## [THE RECORDS]
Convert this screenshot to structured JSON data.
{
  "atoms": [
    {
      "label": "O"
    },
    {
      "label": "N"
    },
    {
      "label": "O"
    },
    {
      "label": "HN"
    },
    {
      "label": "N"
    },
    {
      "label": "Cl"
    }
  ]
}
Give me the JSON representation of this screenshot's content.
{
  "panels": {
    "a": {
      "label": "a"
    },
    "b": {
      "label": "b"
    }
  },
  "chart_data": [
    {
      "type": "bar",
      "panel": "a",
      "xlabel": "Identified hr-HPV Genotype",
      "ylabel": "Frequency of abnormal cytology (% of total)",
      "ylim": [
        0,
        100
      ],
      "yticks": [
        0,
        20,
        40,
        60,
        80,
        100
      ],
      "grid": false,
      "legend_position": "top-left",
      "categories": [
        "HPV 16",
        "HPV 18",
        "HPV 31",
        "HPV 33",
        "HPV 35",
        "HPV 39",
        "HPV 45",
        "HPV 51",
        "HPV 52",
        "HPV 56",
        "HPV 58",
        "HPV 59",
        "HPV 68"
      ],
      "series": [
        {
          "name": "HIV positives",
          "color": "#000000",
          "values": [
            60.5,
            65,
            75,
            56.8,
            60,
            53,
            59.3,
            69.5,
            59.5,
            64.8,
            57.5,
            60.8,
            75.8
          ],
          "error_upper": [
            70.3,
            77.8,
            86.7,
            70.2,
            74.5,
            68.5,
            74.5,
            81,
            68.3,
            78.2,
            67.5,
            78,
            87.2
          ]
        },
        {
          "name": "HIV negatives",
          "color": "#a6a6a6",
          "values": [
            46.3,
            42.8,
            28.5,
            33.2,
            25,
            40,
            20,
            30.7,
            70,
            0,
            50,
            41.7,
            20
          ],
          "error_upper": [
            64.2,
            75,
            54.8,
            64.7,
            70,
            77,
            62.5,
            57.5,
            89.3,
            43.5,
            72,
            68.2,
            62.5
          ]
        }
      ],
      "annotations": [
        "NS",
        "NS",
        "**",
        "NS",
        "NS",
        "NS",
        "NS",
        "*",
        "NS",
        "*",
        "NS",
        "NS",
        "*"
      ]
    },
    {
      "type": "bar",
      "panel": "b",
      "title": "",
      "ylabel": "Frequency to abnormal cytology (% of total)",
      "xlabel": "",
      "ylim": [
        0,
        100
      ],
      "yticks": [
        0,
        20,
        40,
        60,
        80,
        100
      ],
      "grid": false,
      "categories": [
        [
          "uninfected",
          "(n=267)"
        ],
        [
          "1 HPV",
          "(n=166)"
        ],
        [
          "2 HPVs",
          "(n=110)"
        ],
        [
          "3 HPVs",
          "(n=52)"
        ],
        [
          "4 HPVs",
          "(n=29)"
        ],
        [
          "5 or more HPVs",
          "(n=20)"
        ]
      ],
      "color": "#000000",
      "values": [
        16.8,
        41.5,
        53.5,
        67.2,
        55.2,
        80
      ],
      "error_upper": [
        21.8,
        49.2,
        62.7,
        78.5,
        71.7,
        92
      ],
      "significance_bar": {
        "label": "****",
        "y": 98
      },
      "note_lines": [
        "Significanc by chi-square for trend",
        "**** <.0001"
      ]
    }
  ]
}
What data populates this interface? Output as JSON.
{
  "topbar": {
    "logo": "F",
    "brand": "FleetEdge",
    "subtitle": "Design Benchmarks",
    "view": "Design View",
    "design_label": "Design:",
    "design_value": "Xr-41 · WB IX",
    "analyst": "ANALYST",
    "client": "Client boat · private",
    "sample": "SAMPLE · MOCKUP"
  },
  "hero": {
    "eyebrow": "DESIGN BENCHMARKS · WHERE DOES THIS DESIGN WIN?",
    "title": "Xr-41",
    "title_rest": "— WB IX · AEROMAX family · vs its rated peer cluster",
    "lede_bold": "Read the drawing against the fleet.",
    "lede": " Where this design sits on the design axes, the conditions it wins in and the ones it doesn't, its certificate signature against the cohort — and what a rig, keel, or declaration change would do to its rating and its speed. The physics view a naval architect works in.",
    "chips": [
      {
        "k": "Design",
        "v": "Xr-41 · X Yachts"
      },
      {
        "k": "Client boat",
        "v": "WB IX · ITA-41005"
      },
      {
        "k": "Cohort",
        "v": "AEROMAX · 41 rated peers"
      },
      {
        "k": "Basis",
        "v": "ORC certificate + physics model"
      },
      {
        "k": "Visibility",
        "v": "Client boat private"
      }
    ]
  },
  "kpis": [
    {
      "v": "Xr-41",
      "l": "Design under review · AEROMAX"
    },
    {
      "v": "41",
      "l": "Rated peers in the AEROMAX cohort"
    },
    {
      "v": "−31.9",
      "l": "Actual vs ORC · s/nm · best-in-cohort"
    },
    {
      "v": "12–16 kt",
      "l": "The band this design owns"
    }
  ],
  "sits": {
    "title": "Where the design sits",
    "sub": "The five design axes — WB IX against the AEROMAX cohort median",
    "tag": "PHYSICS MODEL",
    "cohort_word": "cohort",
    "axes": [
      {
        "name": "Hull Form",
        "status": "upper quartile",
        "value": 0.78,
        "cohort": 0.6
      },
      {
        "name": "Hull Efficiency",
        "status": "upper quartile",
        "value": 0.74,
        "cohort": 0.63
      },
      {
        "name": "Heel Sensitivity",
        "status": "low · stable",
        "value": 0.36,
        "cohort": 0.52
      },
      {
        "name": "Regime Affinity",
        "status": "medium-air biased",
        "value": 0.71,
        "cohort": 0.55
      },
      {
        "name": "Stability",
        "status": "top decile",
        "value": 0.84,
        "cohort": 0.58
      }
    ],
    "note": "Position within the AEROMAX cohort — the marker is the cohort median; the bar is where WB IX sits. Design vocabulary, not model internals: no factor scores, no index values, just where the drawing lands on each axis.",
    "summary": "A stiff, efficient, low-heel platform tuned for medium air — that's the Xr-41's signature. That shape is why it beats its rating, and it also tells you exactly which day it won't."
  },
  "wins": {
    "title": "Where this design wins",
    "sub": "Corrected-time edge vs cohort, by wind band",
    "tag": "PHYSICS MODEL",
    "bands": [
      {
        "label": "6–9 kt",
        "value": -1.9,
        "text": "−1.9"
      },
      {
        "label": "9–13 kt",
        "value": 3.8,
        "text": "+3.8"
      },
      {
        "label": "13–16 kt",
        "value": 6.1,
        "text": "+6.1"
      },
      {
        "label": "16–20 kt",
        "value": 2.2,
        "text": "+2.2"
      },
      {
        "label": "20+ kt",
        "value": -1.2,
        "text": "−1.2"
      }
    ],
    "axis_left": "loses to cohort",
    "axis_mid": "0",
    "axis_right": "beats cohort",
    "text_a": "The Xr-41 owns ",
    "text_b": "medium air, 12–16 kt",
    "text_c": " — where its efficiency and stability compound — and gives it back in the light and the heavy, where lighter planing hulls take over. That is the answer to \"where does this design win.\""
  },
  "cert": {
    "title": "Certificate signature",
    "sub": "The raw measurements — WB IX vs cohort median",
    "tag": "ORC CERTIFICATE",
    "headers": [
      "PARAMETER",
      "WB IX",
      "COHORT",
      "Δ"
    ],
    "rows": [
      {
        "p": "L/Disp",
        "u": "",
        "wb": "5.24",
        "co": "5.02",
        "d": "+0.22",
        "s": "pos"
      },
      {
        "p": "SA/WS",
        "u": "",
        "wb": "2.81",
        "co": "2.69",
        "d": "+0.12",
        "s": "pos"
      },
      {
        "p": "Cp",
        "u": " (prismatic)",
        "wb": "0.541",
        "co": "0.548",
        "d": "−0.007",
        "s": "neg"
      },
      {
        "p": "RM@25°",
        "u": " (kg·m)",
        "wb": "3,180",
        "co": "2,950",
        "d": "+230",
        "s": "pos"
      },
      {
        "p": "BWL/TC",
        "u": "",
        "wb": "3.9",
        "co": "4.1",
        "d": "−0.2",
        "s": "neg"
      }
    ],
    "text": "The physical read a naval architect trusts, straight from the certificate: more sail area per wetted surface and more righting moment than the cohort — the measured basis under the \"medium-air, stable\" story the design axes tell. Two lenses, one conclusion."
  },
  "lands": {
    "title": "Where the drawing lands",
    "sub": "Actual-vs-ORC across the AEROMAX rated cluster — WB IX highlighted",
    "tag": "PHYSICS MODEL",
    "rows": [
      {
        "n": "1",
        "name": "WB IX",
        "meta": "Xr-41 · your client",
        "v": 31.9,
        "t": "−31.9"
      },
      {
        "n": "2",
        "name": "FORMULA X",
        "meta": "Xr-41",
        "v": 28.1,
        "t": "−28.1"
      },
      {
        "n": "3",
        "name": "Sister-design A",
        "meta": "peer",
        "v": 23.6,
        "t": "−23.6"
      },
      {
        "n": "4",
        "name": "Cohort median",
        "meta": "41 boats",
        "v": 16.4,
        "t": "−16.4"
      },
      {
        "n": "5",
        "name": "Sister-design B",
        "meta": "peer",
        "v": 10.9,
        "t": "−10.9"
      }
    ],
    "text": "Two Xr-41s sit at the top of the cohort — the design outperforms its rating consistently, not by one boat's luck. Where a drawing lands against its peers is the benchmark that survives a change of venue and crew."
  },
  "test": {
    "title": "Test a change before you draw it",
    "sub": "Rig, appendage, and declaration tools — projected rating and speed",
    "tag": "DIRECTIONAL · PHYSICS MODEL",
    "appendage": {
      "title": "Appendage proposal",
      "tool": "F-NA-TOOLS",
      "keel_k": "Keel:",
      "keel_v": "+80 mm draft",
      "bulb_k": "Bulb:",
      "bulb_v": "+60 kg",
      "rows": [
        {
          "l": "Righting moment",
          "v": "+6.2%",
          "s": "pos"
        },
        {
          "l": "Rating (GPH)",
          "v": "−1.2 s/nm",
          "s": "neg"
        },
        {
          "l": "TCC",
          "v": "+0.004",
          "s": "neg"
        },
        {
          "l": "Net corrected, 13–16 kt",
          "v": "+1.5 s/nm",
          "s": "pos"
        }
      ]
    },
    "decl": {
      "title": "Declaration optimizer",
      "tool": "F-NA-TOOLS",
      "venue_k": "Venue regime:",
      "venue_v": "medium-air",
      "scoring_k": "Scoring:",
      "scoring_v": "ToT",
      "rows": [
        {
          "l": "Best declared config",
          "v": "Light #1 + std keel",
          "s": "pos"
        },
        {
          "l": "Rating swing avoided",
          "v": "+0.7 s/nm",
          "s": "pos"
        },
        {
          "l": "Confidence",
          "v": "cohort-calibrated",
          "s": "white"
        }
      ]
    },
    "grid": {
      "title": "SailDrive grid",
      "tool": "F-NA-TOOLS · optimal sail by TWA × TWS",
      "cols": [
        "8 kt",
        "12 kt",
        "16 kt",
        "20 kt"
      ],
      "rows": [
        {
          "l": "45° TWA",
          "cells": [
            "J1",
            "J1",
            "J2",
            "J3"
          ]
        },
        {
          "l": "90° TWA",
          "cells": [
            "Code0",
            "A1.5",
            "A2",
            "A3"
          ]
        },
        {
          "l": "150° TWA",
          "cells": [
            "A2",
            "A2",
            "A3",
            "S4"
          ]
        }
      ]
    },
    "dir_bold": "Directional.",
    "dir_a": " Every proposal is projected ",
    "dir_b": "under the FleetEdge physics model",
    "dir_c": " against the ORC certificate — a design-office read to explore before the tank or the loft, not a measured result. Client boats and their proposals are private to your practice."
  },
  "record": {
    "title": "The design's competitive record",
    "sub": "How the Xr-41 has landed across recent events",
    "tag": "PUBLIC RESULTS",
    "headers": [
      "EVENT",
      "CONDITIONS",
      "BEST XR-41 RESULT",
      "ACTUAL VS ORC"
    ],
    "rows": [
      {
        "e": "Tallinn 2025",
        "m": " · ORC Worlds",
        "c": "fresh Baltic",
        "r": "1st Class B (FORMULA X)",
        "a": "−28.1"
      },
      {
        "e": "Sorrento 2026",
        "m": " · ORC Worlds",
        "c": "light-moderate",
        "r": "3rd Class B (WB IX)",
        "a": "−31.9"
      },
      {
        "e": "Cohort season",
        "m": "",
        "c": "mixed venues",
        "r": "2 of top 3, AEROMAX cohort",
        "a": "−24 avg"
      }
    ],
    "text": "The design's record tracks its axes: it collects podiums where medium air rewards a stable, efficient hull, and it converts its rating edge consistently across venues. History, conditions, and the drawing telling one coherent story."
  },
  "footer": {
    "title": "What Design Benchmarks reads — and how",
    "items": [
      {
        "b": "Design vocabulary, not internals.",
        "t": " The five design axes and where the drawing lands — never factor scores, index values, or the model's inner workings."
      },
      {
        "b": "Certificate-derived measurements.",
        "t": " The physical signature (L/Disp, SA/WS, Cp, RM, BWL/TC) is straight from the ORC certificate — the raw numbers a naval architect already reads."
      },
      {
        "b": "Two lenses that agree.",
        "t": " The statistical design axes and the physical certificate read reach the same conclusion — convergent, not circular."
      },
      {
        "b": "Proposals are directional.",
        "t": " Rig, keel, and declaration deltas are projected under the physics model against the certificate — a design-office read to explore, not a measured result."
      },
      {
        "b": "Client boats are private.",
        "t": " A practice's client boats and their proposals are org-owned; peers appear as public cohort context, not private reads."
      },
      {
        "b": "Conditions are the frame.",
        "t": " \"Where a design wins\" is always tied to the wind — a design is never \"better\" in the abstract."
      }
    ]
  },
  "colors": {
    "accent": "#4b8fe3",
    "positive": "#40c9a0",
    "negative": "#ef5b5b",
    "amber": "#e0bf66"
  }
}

## [YOUR TASK]
Show all lines from the listing above in which "grid" appears.

## [EXERCISE ANSWER]
      "grid": false,
      "grid": false,
    "grid": {
      "title": "SailDrive grid",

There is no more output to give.